#### Records for processing:
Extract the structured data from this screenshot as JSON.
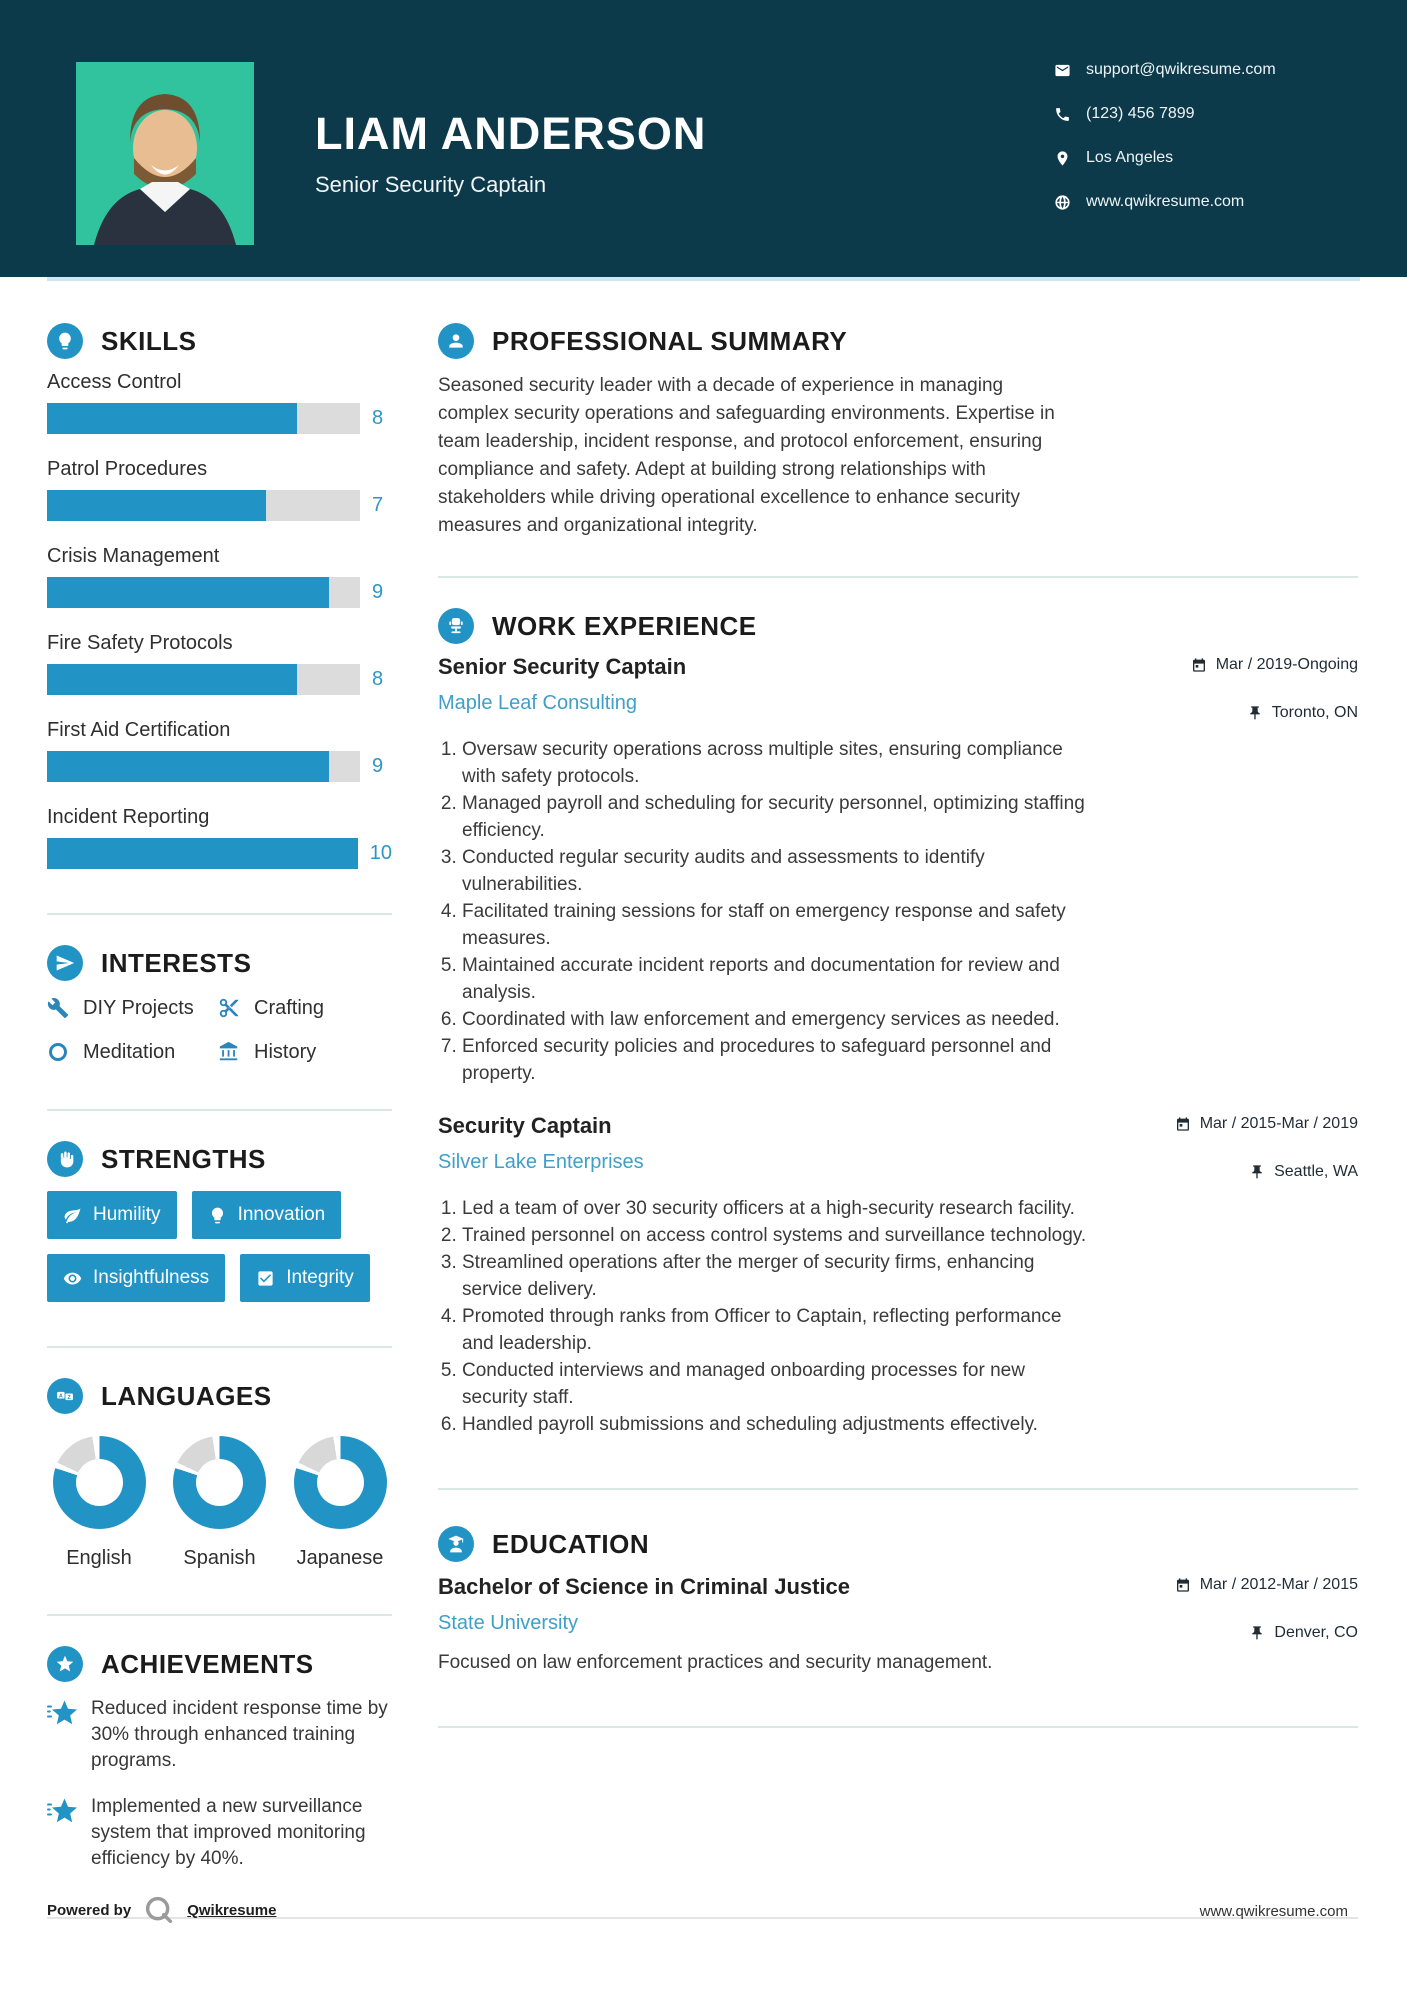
{
  "colors": {
    "accent": "#2293c5",
    "navy": "#0d3a4a",
    "link_blue": "#3f9fc8",
    "bar_track": "#dcdcdc",
    "photo_background": "#30c39e",
    "divider": "#d9e7e5",
    "header_underline": "#cfe7f2"
  },
  "header": {
    "name": "LIAM ANDERSON",
    "title": "Senior Security Captain",
    "contact": [
      {
        "icon": "envelope-icon",
        "text": "support@qwikresume.com"
      },
      {
        "icon": "phone-icon",
        "text": "(123) 456 7899"
      },
      {
        "icon": "location-pin-icon",
        "text": "Los Angeles"
      },
      {
        "icon": "globe-icon",
        "text": "www.qwikresume.com"
      }
    ]
  },
  "sidebar": {
    "skills": {
      "heading": "SKILLS",
      "max": 10,
      "items": [
        {
          "label": "Access Control",
          "value": 8
        },
        {
          "label": "Patrol Procedures",
          "value": 7
        },
        {
          "label": "Crisis Management",
          "value": 9
        },
        {
          "label": "Fire Safety Protocols",
          "value": 8
        },
        {
          "label": "First Aid Certification",
          "value": 9
        },
        {
          "label": "Incident Reporting",
          "value": 10
        }
      ]
    },
    "interests": {
      "heading": "INTERESTS",
      "items": [
        {
          "icon": "wrench-icon",
          "label": "DIY Projects"
        },
        {
          "icon": "scissors-icon",
          "label": "Crafting"
        },
        {
          "icon": "ring-icon",
          "label": "Meditation"
        },
        {
          "icon": "museum-icon",
          "label": "History"
        }
      ]
    },
    "strengths": {
      "heading": "STRENGTHS",
      "items": [
        {
          "icon": "leaf-icon",
          "label": "Humility"
        },
        {
          "icon": "lightbulb-icon",
          "label": "Innovation"
        },
        {
          "icon": "eye-icon",
          "label": "Insightfulness"
        },
        {
          "icon": "checkbox-icon",
          "label": "Integrity"
        }
      ]
    },
    "languages": {
      "heading": "LANGUAGES",
      "items": [
        {
          "label": "English",
          "percent": 80
        },
        {
          "label": "Spanish",
          "percent": 80
        },
        {
          "label": "Japanese",
          "percent": 80
        }
      ]
    },
    "achievements": {
      "heading": "ACHIEVEMENTS",
      "items": [
        {
          "text": "Reduced incident response time by 30% through enhanced training programs."
        },
        {
          "text": "Implemented a new surveillance system that improved monitoring efficiency by 40%."
        }
      ]
    }
  },
  "main": {
    "summary": {
      "heading": "PROFESSIONAL SUMMARY",
      "text": "Seasoned security leader with a decade of experience in managing complex security operations and safeguarding environments. Expertise in team leadership, incident response, and protocol enforcement, ensuring compliance and safety. Adept at building strong relationships with stakeholders while driving operational excellence to enhance security measures and organizational integrity."
    },
    "experience": {
      "heading": "WORK EXPERIENCE",
      "jobs": [
        {
          "title": "Senior Security Captain",
          "company": "Maple Leaf Consulting",
          "dates": "Mar / 2019-Ongoing",
          "location": "Toronto, ON",
          "bullets": [
            "Oversaw security operations across multiple sites, ensuring compliance with safety protocols.",
            "Managed payroll and scheduling for security personnel, optimizing staffing efficiency.",
            "Conducted regular security audits and assessments to identify vulnerabilities.",
            "Facilitated training sessions for staff on emergency response and safety measures.",
            "Maintained accurate incident reports and documentation for review and analysis.",
            "Coordinated with law enforcement and emergency services as needed.",
            "Enforced security policies and procedures to safeguard personnel and property."
          ]
        },
        {
          "title": "Security Captain",
          "company": "Silver Lake Enterprises",
          "dates": "Mar / 2015-Mar / 2019",
          "location": "Seattle, WA",
          "bullets": [
            "Led a team of over 30 security officers at a high-security research facility.",
            "Trained personnel on access control systems and surveillance technology.",
            "Streamlined operations after the merger of security firms, enhancing service delivery.",
            "Promoted through ranks from Officer to Captain, reflecting performance and leadership.",
            "Conducted interviews and managed onboarding processes for new security staff.",
            "Handled payroll submissions and scheduling adjustments effectively."
          ]
        }
      ]
    },
    "education": {
      "heading": "EDUCATION",
      "degree": "Bachelor of Science in Criminal Justice",
      "school": "State University",
      "dates": "Mar / 2012-Mar / 2015",
      "location": "Denver, CO",
      "note": "Focused on law enforcement practices and security management."
    }
  },
  "footer": {
    "powered_by": "Powered by",
    "brand": "Qwikresume",
    "website": "www.qwikresume.com"
  }
}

#### What to produce:
Isolate the lines that hold the word "operations" and copy all of them.

#### Task solution:
      "text": "Seasoned security leader with a decade of experience in managing complex security operations and safeguarding environments. Expertise in team leadership, incident response, and protocol enforcement, ensuring compliance and safety. Adept at building strong relationships with stakeholders while driving operational excellence to enhance security measures and organizational integrity."
            "Oversaw security operations across multiple sites, ensuring compliance with safety protocols.",
            "Streamlined operations after the merger of security firms, enhancing service delivery.",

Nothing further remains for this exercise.